[What is required]: In the data below, find every line that has the string "handle", and copy it.

══ Input for this task

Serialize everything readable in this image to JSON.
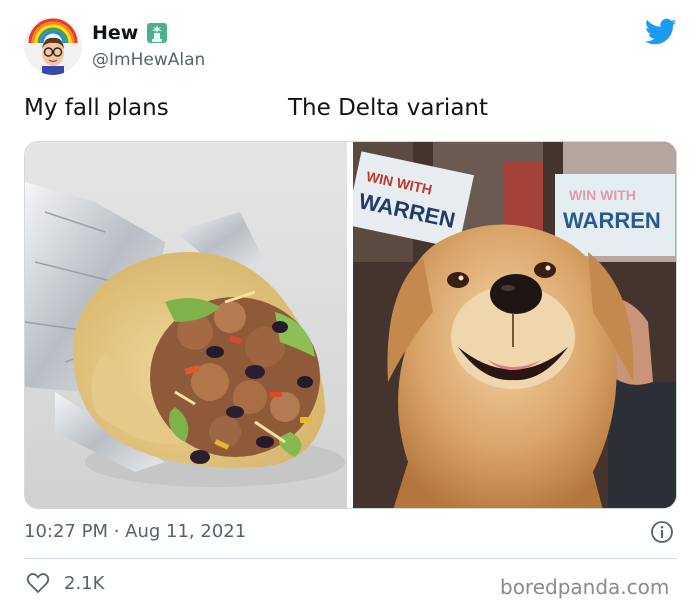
{
  "tweet": {
    "display_name": "Hew",
    "handle": "@ImHewAlan",
    "caption_left": "My fall plans",
    "caption_right": "The Delta variant",
    "timestamp": "10:27 PM · Aug 11, 2021",
    "like_count": "2.1K"
  },
  "images": {
    "left": {
      "sign_text": ""
    },
    "right": {
      "sign_text_1": "WIN WITH",
      "sign_text_2": "WARREN"
    }
  },
  "watermark": "boredpanda.com",
  "icons": {
    "avatar": "bitmoji-avatar-with-rainbow",
    "flag": "statue-of-liberty-icon",
    "brand": "twitter-bird-icon",
    "info": "info-icon",
    "like": "heart-icon"
  },
  "colors": {
    "twitter_blue": "#1d9bf0",
    "secondary_text": "#536471",
    "primary_text": "#0f1419"
  }
}
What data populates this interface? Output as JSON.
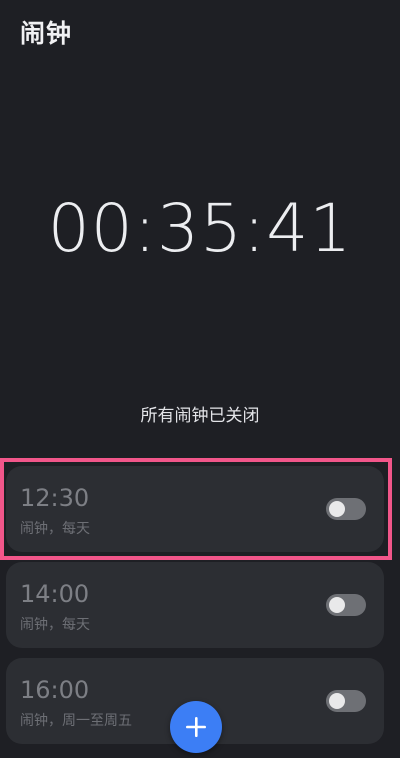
{
  "header": {
    "title": "闹钟"
  },
  "clock": {
    "time": "00:35:41"
  },
  "status": {
    "text": "所有闹钟已关闭"
  },
  "alarms": [
    {
      "time": "12:30",
      "description": "闹钟，每天",
      "enabled": false
    },
    {
      "time": "14:00",
      "description": "闹钟，每天",
      "enabled": false
    },
    {
      "time": "16:00",
      "description": "闹钟，周一至周五",
      "enabled": false
    }
  ],
  "fab": {
    "icon": "plus-icon"
  },
  "colors": {
    "background": "#1e1f24",
    "card": "#2c2e33",
    "accent": "#3c7ef5",
    "highlight": "#f2568a",
    "toggle_off": "#6e7075"
  }
}
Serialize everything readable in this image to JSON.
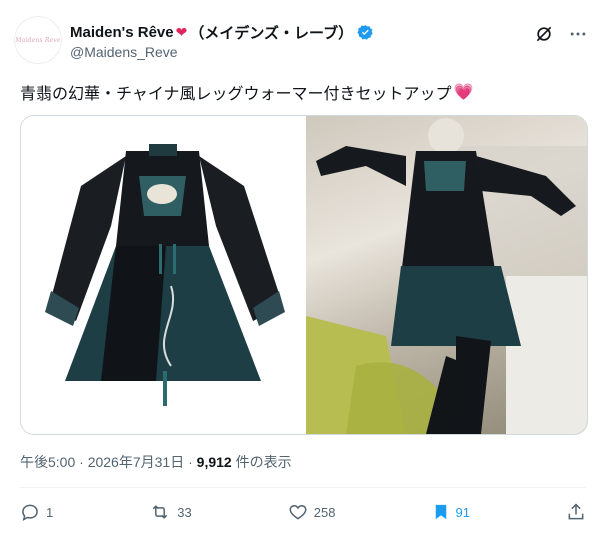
{
  "author": {
    "display_name": "Maiden's Rêve",
    "heart": "❤",
    "jp_name": "（メイデンズ・レーブ）",
    "handle": "@Maidens_Reve",
    "avatar_text": "Maidens Reve"
  },
  "tweet": {
    "text": "青翡の幻華・チャイナ風レッグウォーマー付きセットアップ",
    "emoji": "💗"
  },
  "meta": {
    "time": "午後5:00",
    "sep1": " · ",
    "date": "2026年7月31日",
    "sep2": " · ",
    "views": "9,912",
    "views_label": " 件の表示"
  },
  "actions": {
    "replies": "1",
    "retweets": "33",
    "likes": "258",
    "bookmarks": "91"
  },
  "icons": [
    "verified-icon",
    "grok-icon",
    "more-icon",
    "reply-icon",
    "retweet-icon",
    "like-icon",
    "bookmark-icon",
    "share-icon"
  ],
  "colors": {
    "accent": "#1d9bf0",
    "text": "#0f1419",
    "muted": "#536471",
    "heart": "#e0245e"
  }
}
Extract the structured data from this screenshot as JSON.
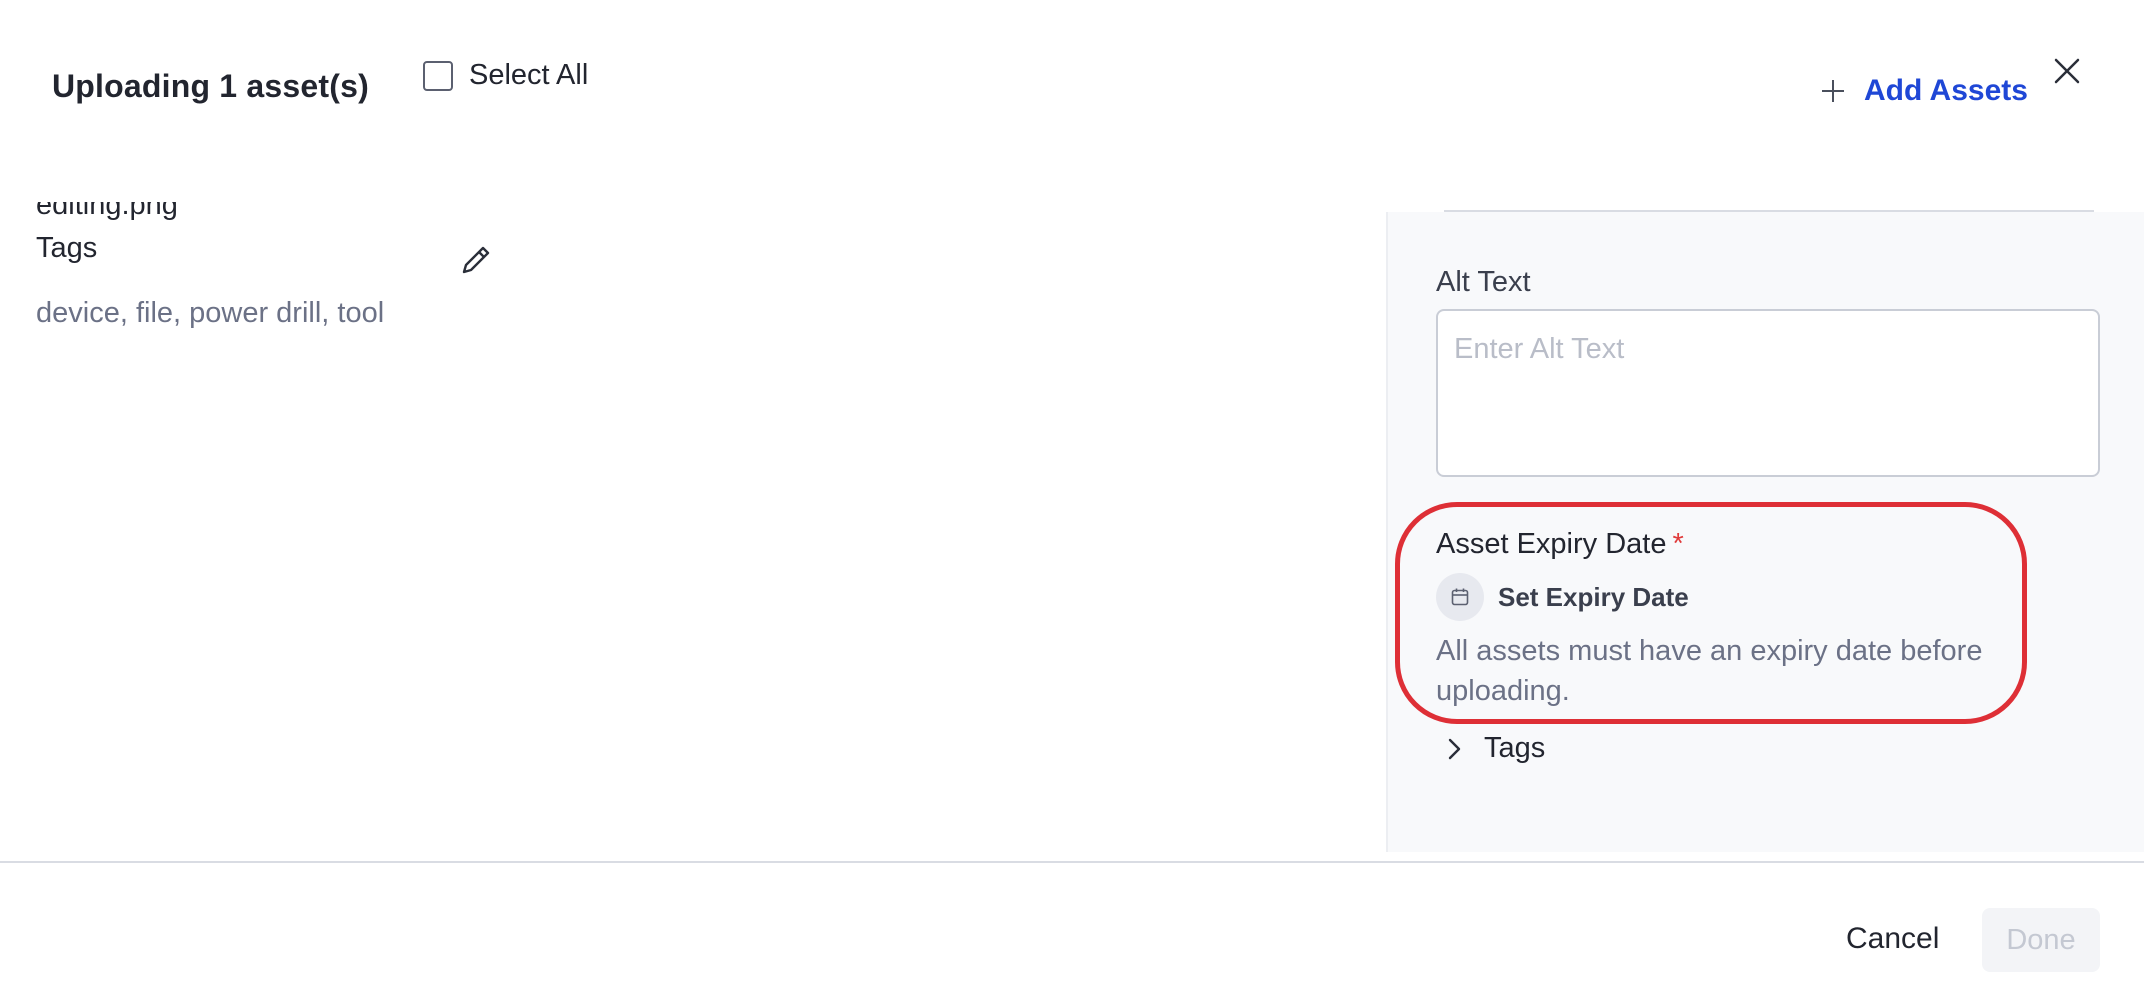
{
  "header": {
    "title": "Uploading 1 asset(s)",
    "select_all_label": "Select All",
    "select_all_checked": false,
    "add_assets_label": "Add Assets"
  },
  "asset": {
    "filename": "editing.png",
    "tags_heading": "Tags",
    "tags_value": "device, file, power drill, tool"
  },
  "panel": {
    "alt_text_label": "Alt Text",
    "alt_text_placeholder": "Enter Alt Text",
    "alt_text_value": "",
    "expiry_label": "Asset Expiry Date",
    "required_marker": "*",
    "set_expiry_label": "Set Expiry Date",
    "expiry_help": "All assets must have an expiry date before uploading.",
    "tags_section_label": "Tags"
  },
  "footer": {
    "cancel_label": "Cancel",
    "done_label": "Done",
    "done_enabled": false
  },
  "icons": {
    "plus": "plus-icon",
    "close": "close-icon",
    "edit": "pencil-icon",
    "calendar": "calendar-icon",
    "chevron": "chevron-right-icon"
  },
  "colors": {
    "accent": "#1f47d6",
    "highlight": "#de2f36",
    "required": "#e03a3a",
    "panel_background": "#f8f9fb",
    "muted_text": "#6b7186"
  }
}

════

[The answer]:
    "handle": "@ImHewAlan",
    "handle": "@Maidens_Reve",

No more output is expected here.